A block of data:
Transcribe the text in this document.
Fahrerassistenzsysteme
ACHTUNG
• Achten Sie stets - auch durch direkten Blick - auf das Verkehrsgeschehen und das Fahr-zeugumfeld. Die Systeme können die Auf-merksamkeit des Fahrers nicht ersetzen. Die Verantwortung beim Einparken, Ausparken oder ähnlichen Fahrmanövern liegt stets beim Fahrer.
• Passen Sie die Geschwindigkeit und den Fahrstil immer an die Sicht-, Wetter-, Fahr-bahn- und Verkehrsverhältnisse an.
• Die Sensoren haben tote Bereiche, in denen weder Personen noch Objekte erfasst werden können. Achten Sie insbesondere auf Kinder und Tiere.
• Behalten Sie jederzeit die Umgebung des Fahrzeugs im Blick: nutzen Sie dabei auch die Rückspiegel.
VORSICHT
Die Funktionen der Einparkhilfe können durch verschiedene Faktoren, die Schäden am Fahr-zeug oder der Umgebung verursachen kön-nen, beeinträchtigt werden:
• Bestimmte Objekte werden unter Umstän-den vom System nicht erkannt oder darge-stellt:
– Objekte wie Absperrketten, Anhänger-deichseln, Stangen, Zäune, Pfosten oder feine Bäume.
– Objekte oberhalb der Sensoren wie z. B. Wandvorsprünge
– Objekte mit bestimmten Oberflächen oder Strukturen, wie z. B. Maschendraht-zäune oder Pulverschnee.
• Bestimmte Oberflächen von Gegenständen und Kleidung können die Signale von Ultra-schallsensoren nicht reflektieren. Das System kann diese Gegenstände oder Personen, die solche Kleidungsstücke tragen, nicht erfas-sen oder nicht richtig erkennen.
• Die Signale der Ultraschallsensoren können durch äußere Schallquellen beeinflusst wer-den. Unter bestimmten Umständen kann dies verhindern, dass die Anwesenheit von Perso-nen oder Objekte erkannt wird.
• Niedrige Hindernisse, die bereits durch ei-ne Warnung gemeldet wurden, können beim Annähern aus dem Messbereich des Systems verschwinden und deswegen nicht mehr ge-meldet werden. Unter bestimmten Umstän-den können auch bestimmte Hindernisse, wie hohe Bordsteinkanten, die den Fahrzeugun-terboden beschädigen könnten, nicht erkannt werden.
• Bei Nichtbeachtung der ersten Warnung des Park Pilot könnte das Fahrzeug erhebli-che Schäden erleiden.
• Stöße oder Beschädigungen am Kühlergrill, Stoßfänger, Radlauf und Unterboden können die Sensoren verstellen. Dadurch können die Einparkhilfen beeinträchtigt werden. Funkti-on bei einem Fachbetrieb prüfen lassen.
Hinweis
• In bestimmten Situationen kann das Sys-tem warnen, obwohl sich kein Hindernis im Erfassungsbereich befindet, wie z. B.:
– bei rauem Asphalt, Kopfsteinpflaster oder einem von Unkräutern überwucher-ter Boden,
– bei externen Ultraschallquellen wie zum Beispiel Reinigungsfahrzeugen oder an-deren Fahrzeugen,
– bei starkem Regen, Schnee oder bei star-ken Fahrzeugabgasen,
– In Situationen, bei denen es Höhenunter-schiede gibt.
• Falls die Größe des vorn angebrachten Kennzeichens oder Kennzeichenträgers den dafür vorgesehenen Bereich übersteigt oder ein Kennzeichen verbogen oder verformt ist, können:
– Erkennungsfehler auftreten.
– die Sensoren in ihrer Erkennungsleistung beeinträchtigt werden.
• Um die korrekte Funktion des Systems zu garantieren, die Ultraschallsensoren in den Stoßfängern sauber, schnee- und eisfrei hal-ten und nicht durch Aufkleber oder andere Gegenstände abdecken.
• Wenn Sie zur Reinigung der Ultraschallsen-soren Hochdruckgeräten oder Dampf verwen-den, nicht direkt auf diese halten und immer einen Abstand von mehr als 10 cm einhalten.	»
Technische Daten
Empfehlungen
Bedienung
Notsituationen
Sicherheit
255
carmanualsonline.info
==
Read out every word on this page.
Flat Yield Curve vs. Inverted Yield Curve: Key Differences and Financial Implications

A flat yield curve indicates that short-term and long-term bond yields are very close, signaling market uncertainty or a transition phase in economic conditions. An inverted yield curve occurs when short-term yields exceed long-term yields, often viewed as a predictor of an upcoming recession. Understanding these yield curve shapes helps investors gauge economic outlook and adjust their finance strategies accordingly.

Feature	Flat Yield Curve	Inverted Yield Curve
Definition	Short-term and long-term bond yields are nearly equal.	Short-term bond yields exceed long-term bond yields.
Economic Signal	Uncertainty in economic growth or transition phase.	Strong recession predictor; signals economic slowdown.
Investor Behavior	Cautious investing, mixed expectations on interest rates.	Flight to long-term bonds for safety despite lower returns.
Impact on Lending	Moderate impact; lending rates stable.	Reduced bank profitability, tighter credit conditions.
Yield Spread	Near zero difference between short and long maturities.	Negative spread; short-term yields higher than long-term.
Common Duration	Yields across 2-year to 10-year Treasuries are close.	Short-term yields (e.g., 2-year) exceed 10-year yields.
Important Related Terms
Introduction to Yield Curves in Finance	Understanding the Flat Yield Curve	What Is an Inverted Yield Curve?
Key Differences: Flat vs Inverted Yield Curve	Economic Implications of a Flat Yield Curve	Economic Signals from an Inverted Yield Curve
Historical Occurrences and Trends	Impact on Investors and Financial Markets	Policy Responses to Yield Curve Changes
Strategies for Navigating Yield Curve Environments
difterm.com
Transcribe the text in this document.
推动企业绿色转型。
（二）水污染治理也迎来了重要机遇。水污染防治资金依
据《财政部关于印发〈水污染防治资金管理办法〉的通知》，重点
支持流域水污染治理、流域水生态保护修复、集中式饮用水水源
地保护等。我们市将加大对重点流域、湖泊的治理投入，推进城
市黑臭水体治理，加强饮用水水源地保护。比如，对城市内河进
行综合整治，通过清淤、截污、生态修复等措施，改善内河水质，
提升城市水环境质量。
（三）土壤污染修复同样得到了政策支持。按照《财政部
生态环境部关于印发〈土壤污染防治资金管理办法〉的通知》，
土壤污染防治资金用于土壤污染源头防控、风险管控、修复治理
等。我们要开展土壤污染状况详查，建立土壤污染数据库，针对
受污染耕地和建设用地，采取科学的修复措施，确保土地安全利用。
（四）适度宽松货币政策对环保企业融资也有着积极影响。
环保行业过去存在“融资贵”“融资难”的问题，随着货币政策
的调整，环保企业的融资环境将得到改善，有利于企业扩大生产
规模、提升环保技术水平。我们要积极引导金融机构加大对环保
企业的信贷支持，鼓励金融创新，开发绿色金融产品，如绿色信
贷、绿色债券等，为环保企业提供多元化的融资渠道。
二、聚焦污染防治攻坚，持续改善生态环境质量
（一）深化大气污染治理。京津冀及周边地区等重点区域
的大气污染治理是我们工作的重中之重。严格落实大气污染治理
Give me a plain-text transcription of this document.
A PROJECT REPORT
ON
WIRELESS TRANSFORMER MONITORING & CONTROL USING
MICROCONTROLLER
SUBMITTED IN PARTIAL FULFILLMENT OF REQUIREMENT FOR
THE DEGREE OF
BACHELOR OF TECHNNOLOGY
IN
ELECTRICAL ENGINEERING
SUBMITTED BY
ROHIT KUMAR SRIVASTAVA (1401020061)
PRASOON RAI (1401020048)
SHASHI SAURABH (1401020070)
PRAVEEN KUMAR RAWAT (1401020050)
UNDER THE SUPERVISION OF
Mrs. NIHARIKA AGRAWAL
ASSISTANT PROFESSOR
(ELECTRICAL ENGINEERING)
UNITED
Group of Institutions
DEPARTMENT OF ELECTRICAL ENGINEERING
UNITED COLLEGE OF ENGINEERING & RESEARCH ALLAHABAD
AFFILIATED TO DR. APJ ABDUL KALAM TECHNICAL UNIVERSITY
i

Problem to solve: Examine the records and pull out every line where the string "Blick" occurs.

Solved exercise:
• Achten Sie stets - auch durch direkten Blick - auf das Verkehrsgeschehen und das Fahr-zeugumfeld. Die Systeme können die Auf-merksamkeit des Fahrers nicht ersetzen. Die Verantwortung beim Einparken, Ausparken oder ähnlichen Fahrmanövern liegt stets beim Fahrer.
• Behalten Sie jederzeit die Umgebung des Fahrzeugs im Blick: nutzen Sie dabei auch die Rückspiegel.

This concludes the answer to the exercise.